[Dataset rows]
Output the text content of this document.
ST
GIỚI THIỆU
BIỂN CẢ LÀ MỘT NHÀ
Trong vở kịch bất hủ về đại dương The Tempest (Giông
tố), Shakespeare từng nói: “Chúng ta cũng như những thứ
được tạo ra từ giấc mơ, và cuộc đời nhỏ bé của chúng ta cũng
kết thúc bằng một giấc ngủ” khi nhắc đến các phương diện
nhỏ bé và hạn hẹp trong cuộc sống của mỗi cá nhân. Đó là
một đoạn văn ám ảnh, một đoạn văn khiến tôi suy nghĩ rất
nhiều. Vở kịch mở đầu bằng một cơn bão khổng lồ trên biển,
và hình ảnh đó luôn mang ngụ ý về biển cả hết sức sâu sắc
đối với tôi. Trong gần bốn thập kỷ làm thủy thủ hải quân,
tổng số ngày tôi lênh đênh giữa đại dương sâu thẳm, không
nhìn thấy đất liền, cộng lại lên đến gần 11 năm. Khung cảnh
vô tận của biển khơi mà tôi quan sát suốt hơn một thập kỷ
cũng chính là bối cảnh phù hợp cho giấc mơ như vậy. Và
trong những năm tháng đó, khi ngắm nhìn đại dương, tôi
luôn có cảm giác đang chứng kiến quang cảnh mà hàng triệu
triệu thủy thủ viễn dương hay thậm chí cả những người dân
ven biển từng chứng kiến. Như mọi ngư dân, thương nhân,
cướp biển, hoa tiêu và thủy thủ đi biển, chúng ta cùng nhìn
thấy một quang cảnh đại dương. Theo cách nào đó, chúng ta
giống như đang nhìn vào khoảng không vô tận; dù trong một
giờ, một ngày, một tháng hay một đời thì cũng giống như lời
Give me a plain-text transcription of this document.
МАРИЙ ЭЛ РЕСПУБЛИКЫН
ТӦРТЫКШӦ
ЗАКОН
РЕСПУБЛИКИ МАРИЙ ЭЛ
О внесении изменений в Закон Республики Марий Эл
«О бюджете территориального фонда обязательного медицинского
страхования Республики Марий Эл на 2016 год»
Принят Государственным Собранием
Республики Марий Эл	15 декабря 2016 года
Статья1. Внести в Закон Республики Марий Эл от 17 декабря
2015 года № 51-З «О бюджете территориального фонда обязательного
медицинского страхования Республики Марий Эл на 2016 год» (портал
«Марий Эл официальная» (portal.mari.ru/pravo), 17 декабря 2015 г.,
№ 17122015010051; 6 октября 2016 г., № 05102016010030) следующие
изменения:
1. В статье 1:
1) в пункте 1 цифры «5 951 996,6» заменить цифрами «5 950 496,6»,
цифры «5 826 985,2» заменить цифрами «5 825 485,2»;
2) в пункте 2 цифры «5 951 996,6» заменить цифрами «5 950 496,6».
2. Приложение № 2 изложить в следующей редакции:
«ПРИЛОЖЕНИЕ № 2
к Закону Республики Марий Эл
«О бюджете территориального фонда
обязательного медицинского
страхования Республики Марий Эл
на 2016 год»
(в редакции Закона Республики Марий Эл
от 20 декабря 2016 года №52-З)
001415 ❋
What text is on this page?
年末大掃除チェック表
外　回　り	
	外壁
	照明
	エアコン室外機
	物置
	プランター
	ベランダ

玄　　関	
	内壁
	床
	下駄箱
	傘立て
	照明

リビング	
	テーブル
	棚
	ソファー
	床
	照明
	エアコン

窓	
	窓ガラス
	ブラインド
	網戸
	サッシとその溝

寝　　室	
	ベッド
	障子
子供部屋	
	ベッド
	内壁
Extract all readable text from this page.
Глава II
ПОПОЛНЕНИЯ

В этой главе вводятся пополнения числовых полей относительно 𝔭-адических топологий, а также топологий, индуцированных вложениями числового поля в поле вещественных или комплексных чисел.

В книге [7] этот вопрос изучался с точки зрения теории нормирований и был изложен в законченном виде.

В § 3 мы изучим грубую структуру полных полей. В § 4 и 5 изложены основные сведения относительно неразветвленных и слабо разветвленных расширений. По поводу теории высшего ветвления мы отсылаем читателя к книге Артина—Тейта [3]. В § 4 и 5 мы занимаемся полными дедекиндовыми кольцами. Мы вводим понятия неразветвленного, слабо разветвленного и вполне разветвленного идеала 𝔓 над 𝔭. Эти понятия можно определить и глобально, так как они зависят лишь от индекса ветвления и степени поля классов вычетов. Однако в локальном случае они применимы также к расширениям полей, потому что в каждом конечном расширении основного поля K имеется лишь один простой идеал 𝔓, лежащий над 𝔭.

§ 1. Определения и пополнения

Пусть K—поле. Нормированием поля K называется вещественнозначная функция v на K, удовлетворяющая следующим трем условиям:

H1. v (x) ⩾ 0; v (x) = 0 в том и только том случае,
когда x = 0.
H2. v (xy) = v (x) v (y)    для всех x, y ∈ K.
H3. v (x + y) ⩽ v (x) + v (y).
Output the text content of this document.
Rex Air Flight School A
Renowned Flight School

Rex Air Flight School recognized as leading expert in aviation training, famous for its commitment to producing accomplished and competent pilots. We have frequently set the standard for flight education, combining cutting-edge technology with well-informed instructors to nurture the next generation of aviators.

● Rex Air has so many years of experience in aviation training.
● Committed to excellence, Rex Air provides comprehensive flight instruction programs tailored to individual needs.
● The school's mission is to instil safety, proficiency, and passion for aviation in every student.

§ **What the exercise asks**
Faithfully copy every entry, leaving nothing out.

§ **Output below**
Output the text content of this document.
ST
GIỚI THIỆU
BIỂN CẢ LÀ MỘT NHÀ
Trong vở kịch bất hủ về đại dương The Tempest (Giông
tố), Shakespeare từng nói: “Chúng ta cũng như những thứ
được tạo ra từ giấc mơ, và cuộc đời nhỏ bé của chúng ta cũng
kết thúc bằng một giấc ngủ” khi nhắc đến các phương diện
nhỏ bé và hạn hẹp trong cuộc sống của mỗi cá nhân. Đó là
một đoạn văn ám ảnh, một đoạn văn khiến tôi suy nghĩ rất
nhiều. Vở kịch mở đầu bằng một cơn bão khổng lồ trên biển,
và hình ảnh đó luôn mang ngụ ý về biển cả hết sức sâu sắc
đối với tôi. Trong gần bốn thập kỷ làm thủy thủ hải quân,
tổng số ngày tôi lênh đênh giữa đại dương sâu thẳm, không
nhìn thấy đất liền, cộng lại lên đến gần 11 năm. Khung cảnh
vô tận của biển khơi mà tôi quan sát suốt hơn một thập kỷ
cũng chính là bối cảnh phù hợp cho giấc mơ như vậy. Và
trong những năm tháng đó, khi ngắm nhìn đại dương, tôi
luôn có cảm giác đang chứng kiến quang cảnh mà hàng triệu
triệu thủy thủ viễn dương hay thậm chí cả những người dân
ven biển từng chứng kiến. Như mọi ngư dân, thương nhân,
cướp biển, hoa tiêu và thủy thủ đi biển, chúng ta cùng nhìn
thấy một quang cảnh đại dương. Theo cách nào đó, chúng ta
giống như đang nhìn vào khoảng không vô tận; dù trong một
giờ, một ngày, một tháng hay một đời thì cũng giống như lời
Give me a plain-text transcription of this document.
МАРИЙ ЭЛ РЕСПУБЛИКЫН
ТӦРТЫКШӦ
ЗАКОН
РЕСПУБЛИКИ МАРИЙ ЭЛ
О внесении изменений в Закон Республики Марий Эл
«О бюджете территориального фонда обязательного медицинского
страхования Республики Марий Эл на 2016 год»
Принят Государственным Собранием
Республики Марий Эл	15 декабря 2016 года
Статья1. Внести в Закон Республики Марий Эл от 17 декабря
2015 года № 51-З «О бюджете территориального фонда обязательного
медицинского страхования Республики Марий Эл на 2016 год» (портал
«Марий Эл официальная» (portal.mari.ru/pravo), 17 декабря 2015 г.,
№ 17122015010051; 6 октября 2016 г., № 05102016010030) следующие
изменения:
1. В статье 1:
1) в пункте 1 цифры «5 951 996,6» заменить цифрами «5 950 496,6»,
цифры «5 826 985,2» заменить цифрами «5 825 485,2»;
2) в пункте 2 цифры «5 951 996,6» заменить цифрами «5 950 496,6».
2. Приложение № 2 изложить в следующей редакции:
«ПРИЛОЖЕНИЕ № 2
к Закону Республики Марий Эл
«О бюджете территориального фонда
обязательного медицинского
страхования Республики Марий Эл
на 2016 год»
(в редакции Закона Республики Марий Эл
от 20 декабря 2016 года №52-З)
001415 ❋
What text is on this page?
年末大掃除チェック表
外　回　り	
	外壁
	照明
	エアコン室外機
	物置
	プランター
	ベランダ

玄　　関	
	内壁
	床
	下駄箱
	傘立て
	照明

リビング	
	テーブル
	棚
	ソファー
	床
	照明
	エアコン

窓	
	窓ガラス
	ブラインド
	網戸
	サッシとその溝

寝　　室	
	ベッド
	障子
子供部屋	
	ベッド
	内壁
Extract all readable text from this page.
Глава II
ПОПОЛНЕНИЯ

В этой главе вводятся пополнения числовых полей относительно 𝔭-адических топологий, а также топологий, индуцированных вложениями числового поля в поле вещественных или комплексных чисел.

В книге [7] этот вопрос изучался с точки зрения теории нормирований и был изложен в законченном виде.

В § 3 мы изучим грубую структуру полных полей. В § 4 и 5 изложены основные сведения относительно неразветвленных и слабо разветвленных расширений. По поводу теории высшего ветвления мы отсылаем читателя к книге Артина—Тейта [3]. В § 4 и 5 мы занимаемся полными дедекиндовыми кольцами. Мы вводим понятия неразветвленного, слабо разветвленного и вполне разветвленного идеала 𝔓 над 𝔭. Эти понятия можно определить и глобально, так как они зависят лишь от индекса ветвления и степени поля классов вычетов. Однако в локальном случае они применимы также к расширениям полей, потому что в каждом конечном расширении основного поля K имеется лишь один простой идеал 𝔓, лежащий над 𝔭.

§ 1. Определения и пополнения

Пусть K—поле. Нормированием поля K называется вещественнозначная функция v на K, удовлетворяющая следующим трем условиям:

H1. v (x) ⩾ 0; v (x) = 0 в том и только том случае,
когда x = 0.
H2. v (xy) = v (x) v (y)    для всех x, y ∈ K.
H3. v (x + y) ⩽ v (x) + v (y).
Output the text content of this document.
Rex Air Flight School A
Renowned Flight School

Rex Air Flight School recognized as leading expert in aviation training, famous for its commitment to producing accomplished and competent pilots. We have frequently set the standard for flight education, combining cutting-edge technology with well-informed instructors to nurture the next generation of aviators.

● Rex Air has so many years of experience in aviation training.
● Committed to excellence, Rex Air provides comprehensive flight instruction programs tailored to individual needs.
● The school's mission is to instil safety, proficiency, and passion for aviation in every student.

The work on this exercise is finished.